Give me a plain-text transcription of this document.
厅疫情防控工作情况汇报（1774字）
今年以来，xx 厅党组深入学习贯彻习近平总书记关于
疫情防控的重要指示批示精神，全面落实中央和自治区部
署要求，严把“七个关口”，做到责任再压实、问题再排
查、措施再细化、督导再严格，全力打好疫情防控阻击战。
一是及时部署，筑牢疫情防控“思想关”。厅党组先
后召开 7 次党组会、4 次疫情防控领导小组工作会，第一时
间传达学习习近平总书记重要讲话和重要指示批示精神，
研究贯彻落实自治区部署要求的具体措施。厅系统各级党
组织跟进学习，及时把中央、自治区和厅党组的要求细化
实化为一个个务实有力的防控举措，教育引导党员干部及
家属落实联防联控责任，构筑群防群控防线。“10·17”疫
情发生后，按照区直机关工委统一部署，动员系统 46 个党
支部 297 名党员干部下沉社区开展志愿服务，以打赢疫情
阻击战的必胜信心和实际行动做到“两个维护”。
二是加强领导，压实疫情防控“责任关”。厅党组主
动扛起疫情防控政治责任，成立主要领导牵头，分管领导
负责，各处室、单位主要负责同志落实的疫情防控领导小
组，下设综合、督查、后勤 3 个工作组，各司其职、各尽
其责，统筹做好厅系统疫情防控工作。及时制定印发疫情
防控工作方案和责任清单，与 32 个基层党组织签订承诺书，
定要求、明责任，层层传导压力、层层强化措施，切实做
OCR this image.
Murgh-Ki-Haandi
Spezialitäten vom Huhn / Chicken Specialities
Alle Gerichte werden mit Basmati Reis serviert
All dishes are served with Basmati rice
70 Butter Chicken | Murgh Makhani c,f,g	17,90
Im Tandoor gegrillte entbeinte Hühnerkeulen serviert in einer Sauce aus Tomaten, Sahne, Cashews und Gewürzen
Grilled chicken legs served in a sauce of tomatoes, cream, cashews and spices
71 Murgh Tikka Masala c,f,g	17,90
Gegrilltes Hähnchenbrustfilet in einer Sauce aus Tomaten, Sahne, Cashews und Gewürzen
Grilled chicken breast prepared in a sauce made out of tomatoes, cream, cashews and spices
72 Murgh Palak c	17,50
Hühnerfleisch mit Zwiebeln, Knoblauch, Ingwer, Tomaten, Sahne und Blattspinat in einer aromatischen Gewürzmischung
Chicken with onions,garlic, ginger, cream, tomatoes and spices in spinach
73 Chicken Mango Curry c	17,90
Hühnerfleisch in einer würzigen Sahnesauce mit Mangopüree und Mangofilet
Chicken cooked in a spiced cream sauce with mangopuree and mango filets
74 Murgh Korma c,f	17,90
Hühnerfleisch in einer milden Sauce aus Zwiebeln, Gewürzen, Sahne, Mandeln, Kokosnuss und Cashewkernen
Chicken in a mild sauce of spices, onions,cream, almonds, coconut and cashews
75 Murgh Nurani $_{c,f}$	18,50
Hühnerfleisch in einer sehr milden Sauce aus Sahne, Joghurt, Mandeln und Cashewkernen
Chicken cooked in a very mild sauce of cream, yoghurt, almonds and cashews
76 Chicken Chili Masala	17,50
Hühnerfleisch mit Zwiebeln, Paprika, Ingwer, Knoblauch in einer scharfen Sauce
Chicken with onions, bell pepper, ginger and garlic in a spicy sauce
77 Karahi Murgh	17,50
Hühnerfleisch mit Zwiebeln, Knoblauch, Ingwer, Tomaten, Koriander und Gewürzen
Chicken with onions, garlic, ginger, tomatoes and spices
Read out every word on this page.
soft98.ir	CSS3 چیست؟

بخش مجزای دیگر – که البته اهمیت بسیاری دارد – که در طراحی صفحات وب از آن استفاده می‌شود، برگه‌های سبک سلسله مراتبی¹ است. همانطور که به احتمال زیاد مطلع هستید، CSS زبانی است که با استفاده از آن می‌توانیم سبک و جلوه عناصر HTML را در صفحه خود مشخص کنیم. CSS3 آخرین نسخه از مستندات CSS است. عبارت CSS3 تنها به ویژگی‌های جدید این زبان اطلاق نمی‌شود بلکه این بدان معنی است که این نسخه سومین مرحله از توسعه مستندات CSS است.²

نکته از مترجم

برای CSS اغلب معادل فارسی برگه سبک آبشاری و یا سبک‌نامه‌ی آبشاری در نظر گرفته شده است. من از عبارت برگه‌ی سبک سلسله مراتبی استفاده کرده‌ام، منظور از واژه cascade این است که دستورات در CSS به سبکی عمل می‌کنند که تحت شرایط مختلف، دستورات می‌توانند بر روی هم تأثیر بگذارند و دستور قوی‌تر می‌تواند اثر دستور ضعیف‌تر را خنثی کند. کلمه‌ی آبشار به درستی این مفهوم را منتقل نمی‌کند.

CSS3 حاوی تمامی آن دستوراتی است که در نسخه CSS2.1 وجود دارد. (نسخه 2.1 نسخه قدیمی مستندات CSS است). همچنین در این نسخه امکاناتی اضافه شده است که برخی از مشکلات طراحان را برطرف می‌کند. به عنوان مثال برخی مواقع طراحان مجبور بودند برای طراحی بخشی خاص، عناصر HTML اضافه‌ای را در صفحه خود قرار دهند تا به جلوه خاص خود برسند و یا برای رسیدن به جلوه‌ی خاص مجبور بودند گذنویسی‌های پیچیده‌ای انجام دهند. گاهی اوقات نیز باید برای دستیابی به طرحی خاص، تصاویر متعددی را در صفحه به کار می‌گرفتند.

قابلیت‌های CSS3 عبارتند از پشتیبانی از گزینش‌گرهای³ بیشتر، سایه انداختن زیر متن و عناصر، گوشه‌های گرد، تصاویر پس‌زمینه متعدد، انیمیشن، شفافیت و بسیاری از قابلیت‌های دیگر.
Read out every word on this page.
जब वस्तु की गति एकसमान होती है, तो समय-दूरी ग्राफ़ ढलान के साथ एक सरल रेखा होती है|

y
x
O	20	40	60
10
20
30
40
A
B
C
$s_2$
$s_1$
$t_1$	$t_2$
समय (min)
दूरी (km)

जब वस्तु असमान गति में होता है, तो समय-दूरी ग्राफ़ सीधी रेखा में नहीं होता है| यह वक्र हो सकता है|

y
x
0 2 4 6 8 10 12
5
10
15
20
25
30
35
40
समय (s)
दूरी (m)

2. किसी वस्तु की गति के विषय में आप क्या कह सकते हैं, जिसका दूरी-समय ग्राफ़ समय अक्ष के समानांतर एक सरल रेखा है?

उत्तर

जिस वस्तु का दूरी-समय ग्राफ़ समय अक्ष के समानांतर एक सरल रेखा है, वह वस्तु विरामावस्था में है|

____

Scan the listing above for the word "Ingwer" and copy every line that holds it.

FULL ANSWER =
Hühnerfleisch mit Zwiebeln, Knoblauch, Ingwer, Tomaten, Sahne und Blattspinat in einer aromatischen Gewürzmischung
Hühnerfleisch mit Zwiebeln, Paprika, Ingwer, Knoblauch in einer scharfen Sauce
Hühnerfleisch mit Zwiebeln, Knoblauch, Ingwer, Tomaten, Koriander und Gewürzen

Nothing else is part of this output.